▸ **Exercise requirements**: Take the material below and retype it in full; pictures are left out.

▸ **Items from a figure collection**:
** BEGIN **

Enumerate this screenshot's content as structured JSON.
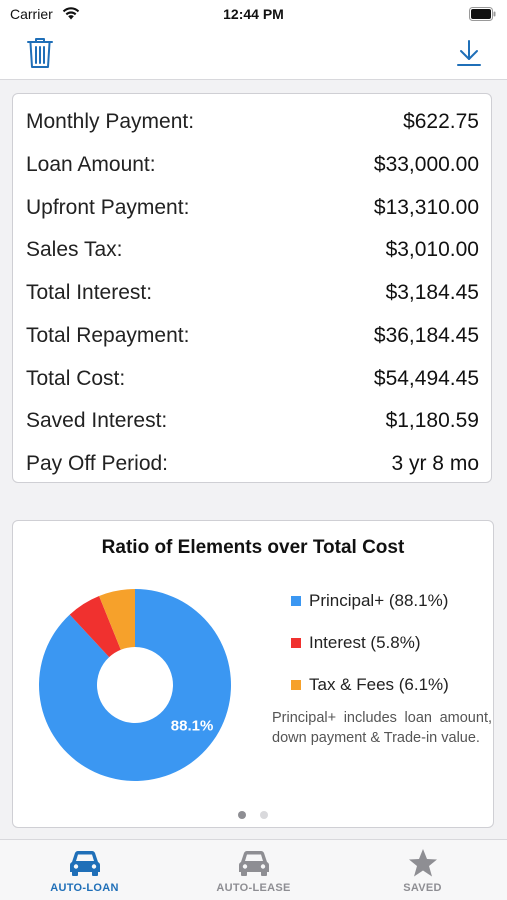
{
  "status_bar": {
    "carrier": "Carrier",
    "time": "12:44 PM"
  },
  "toolbar": {
    "left_icon": "trash-icon",
    "right_icon": "download-icon",
    "accent_color": "#1f6fb8"
  },
  "summary": {
    "rows": [
      {
        "label": "Monthly Payment:",
        "value": "$622.75"
      },
      {
        "label": "Loan Amount:",
        "value": "$33,000.00"
      },
      {
        "label": "Upfront Payment:",
        "value": "$13,310.00"
      },
      {
        "label": "Sales Tax:",
        "value": "$3,010.00"
      },
      {
        "label": "Total Interest:",
        "value": "$3,184.45"
      },
      {
        "label": "Total Repayment:",
        "value": "$36,184.45"
      },
      {
        "label": "Total Cost:",
        "value": "$54,494.45"
      },
      {
        "label": "Saved Interest:",
        "value": "$1,180.59"
      },
      {
        "label": "Pay Off Period:",
        "value": "3 yr 8 mo"
      }
    ]
  },
  "chart_data": {
    "type": "pie",
    "title": "Ratio of Elements over Total Cost",
    "categories": [
      "Principal+",
      "Interest",
      "Tax & Fees"
    ],
    "values": [
      88.1,
      5.8,
      6.1
    ],
    "legend_labels": [
      "Principal+ (88.1%)",
      "Interest (5.8%)",
      "Tax & Fees (6.1%)"
    ],
    "colors": [
      "#3b97f2",
      "#f0312f",
      "#f6a12b"
    ],
    "slice_labels": [
      "88.1%",
      "",
      ""
    ],
    "legend_position": "right",
    "donut": true
  },
  "chart_note": "Principal+ includes loan amount, down payment & Trade-in value.",
  "pager": {
    "count": 2,
    "active": 0
  },
  "tabs": [
    {
      "label": "AUTO-LOAN",
      "icon": "car-icon",
      "active": true
    },
    {
      "label": "AUTO-LEASE",
      "icon": "car-icon",
      "active": false
    },
    {
      "label": "SAVED",
      "icon": "star-icon",
      "active": false
    }
  ],
  "colors": {
    "tab_active": "#1f6fb8",
    "tab_inactive": "#8e8e93"
  }
}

** END **

▸ **Written response**:
Enumerate this screenshot's content as structured JSON.
{
  "status_bar": {
    "carrier": "Carrier",
    "time": "12:44 PM"
  },
  "toolbar": {
    "left_icon": "trash-icon",
    "right_icon": "download-icon",
    "accent_color": "#1f6fb8"
  },
  "summary": {
    "rows": [
      {
        "label": "Monthly Payment:",
        "value": "$622.75"
      },
      {
        "label": "Loan Amount:",
        "value": "$33,000.00"
      },
      {
        "label": "Upfront Payment:",
        "value": "$13,310.00"
      },
      {
        "label": "Sales Tax:",
        "value": "$3,010.00"
      },
      {
        "label": "Total Interest:",
        "value": "$3,184.45"
      },
      {
        "label": "Total Repayment:",
        "value": "$36,184.45"
      },
      {
        "label": "Total Cost:",
        "value": "$54,494.45"
      },
      {
        "label": "Saved Interest:",
        "value": "$1,180.59"
      },
      {
        "label": "Pay Off Period:",
        "value": "3 yr 8 mo"
      }
    ]
  },
  "chart_data": {
    "type": "pie",
    "title": "Ratio of Elements over Total Cost",
    "categories": [
      "Principal+",
      "Interest",
      "Tax & Fees"
    ],
    "values": [
      88.1,
      5.8,
      6.1
    ],
    "legend_labels": [
      "Principal+ (88.1%)",
      "Interest (5.8%)",
      "Tax & Fees (6.1%)"
    ],
    "colors": [
      "#3b97f2",
      "#f0312f",
      "#f6a12b"
    ],
    "slice_labels": [
      "88.1%",
      "",
      ""
    ],
    "legend_position": "right",
    "donut": true
  },
  "chart_note": "Principal+ includes loan amount, down payment & Trade-in value.",
  "pager": {
    "count": 2,
    "active": 0
  },
  "tabs": [
    {
      "label": "AUTO-LOAN",
      "icon": "car-icon",
      "active": true
    },
    {
      "label": "AUTO-LEASE",
      "icon": "car-icon",
      "active": false
    },
    {
      "label": "SAVED",
      "icon": "star-icon",
      "active": false
    }
  ],
  "colors": {
    "tab_active": "#1f6fb8",
    "tab_inactive": "#8e8e93"
  }
}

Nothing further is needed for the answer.